■ Problem to solve
Show all lines holding "Renovated".

┄┄┄┄┄┄┄┄┄┄

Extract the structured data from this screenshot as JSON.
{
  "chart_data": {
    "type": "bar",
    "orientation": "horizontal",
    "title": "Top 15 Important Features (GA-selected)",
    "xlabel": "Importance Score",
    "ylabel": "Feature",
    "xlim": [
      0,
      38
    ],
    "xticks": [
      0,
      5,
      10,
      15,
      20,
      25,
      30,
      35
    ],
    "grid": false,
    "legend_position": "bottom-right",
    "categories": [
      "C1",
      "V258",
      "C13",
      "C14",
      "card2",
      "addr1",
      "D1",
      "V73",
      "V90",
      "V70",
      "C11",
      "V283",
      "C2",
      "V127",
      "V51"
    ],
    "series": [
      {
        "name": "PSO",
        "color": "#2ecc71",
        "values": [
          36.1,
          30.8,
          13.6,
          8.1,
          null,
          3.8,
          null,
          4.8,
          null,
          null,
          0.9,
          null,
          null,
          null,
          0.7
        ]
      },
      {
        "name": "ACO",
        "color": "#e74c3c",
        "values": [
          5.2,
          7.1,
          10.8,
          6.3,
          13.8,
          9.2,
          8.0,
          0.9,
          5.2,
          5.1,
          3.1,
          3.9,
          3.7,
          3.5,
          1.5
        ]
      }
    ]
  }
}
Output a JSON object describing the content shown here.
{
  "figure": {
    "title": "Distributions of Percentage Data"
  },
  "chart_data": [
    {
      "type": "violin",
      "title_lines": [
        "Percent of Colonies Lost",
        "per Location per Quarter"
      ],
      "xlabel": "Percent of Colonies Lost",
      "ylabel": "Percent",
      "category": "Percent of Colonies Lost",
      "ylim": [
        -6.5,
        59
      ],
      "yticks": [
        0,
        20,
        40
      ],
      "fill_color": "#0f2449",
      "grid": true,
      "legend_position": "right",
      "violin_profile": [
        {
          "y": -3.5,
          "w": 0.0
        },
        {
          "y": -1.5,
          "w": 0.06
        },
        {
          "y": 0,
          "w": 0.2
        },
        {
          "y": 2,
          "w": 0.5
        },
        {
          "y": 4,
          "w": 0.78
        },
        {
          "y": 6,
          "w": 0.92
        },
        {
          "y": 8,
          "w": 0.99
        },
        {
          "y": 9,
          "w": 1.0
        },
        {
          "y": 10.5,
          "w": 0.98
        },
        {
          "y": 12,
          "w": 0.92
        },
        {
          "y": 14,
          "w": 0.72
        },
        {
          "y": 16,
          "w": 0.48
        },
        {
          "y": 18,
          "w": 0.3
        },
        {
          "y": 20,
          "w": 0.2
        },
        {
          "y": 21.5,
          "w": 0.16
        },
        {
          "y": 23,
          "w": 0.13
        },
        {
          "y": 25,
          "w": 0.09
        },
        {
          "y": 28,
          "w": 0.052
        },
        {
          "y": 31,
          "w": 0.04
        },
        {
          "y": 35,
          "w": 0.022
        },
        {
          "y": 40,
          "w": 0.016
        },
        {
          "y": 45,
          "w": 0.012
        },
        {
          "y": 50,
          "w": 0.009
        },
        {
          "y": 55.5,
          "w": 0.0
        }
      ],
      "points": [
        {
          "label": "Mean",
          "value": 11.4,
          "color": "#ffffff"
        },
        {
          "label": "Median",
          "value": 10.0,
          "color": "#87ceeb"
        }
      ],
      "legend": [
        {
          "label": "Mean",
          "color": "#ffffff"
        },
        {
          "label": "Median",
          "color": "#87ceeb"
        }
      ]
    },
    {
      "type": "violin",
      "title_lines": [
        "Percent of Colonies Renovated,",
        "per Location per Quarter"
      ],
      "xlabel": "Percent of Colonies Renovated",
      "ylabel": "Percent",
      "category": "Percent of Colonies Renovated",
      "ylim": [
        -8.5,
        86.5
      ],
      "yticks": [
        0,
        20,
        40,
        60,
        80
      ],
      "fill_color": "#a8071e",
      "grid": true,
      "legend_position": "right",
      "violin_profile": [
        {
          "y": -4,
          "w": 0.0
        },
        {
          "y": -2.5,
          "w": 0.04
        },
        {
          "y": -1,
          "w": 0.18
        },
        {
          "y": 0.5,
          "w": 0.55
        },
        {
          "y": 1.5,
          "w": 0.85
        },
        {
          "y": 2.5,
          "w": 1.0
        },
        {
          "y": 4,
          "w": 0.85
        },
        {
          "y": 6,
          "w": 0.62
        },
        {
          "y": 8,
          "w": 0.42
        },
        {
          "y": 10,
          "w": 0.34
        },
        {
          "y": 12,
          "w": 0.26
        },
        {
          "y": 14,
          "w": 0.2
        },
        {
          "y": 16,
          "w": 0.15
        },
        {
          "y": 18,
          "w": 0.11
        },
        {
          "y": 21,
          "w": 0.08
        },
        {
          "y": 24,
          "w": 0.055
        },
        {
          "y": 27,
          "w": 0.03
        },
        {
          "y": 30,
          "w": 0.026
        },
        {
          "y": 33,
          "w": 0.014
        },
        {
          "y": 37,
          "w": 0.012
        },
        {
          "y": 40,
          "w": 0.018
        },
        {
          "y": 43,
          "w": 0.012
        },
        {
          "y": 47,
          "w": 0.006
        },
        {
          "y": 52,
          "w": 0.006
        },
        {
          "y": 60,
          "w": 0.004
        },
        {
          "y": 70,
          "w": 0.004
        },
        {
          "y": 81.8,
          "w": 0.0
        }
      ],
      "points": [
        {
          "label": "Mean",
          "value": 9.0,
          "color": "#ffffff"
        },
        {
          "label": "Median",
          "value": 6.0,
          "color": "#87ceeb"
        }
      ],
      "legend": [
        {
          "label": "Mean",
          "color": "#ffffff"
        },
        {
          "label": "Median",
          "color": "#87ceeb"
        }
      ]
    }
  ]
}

┄┄┄┄┄┄┄┄┄┄

■ Result
        "Percent of Colonies Renovated,",
      "xlabel": "Percent of Colonies Renovated",
      "category": "Percent of Colonies Renovated",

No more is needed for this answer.